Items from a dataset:
"""

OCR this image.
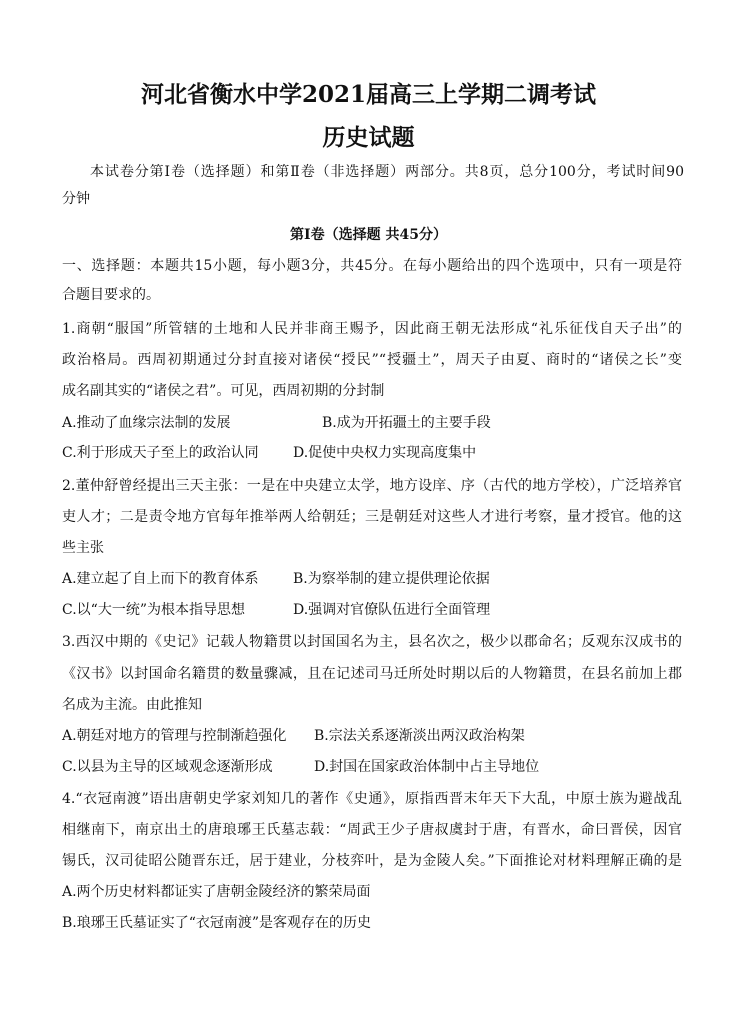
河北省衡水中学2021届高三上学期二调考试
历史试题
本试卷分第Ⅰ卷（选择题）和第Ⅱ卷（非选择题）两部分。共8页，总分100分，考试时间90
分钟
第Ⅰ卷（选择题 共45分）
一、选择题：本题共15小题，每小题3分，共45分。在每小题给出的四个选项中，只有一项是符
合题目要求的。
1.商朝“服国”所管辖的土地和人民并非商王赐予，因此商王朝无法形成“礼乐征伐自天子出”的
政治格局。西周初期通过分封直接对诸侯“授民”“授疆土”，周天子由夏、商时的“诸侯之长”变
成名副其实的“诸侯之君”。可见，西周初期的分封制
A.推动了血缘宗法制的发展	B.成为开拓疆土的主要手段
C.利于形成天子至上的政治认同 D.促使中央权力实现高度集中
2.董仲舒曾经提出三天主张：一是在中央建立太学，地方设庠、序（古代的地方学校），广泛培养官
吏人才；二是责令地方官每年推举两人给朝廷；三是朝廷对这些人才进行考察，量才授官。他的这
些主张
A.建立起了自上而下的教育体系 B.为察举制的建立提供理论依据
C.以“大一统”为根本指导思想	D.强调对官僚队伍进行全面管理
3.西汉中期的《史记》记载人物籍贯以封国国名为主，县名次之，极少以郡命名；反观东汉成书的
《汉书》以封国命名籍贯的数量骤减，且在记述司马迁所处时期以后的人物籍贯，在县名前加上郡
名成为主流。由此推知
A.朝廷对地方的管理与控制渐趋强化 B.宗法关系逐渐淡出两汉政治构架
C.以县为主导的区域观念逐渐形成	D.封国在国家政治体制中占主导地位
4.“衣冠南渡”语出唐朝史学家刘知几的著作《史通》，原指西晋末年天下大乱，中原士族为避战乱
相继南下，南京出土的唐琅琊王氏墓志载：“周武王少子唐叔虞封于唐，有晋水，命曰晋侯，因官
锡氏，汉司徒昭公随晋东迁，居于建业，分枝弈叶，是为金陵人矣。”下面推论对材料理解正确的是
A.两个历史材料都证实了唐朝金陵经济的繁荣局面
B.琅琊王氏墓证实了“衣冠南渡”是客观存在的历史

"""
"""

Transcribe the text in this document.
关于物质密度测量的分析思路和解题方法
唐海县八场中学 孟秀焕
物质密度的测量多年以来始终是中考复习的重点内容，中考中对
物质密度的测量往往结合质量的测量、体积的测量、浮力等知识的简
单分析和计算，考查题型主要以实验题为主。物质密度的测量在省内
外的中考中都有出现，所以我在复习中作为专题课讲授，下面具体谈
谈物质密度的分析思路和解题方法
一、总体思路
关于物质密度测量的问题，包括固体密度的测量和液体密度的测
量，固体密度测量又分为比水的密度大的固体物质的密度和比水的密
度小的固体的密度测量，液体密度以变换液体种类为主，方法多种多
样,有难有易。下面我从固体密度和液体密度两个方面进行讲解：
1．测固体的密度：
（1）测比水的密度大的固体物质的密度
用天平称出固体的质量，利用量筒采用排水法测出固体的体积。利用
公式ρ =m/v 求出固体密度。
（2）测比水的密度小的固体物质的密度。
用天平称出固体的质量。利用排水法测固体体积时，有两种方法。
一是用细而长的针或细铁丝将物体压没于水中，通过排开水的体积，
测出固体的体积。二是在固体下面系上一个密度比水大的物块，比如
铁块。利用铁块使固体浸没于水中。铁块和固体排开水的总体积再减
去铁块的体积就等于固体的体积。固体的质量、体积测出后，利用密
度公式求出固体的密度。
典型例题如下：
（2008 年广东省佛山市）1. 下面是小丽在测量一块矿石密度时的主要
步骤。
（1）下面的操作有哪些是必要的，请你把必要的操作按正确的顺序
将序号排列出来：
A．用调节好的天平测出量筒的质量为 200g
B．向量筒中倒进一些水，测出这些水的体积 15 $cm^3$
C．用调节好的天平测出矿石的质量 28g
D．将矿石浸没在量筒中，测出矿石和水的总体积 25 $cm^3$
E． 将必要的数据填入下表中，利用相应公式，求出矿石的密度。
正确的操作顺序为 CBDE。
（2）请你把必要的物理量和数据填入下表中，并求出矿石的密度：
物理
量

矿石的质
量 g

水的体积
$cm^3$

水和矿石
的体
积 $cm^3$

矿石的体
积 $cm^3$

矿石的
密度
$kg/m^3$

"""

#### [PROBLEM DETAILS]
Check every line for "衣冠南渡" and show the ones that have it.

#### [RESPONSE]
4.“衣冠南渡”语出唐朝史学家刘知几的著作《史通》，原指西晋末年天下大乱，中原士族为避战乱
B.琅琊王氏墓证实了“衣冠南渡”是客观存在的历史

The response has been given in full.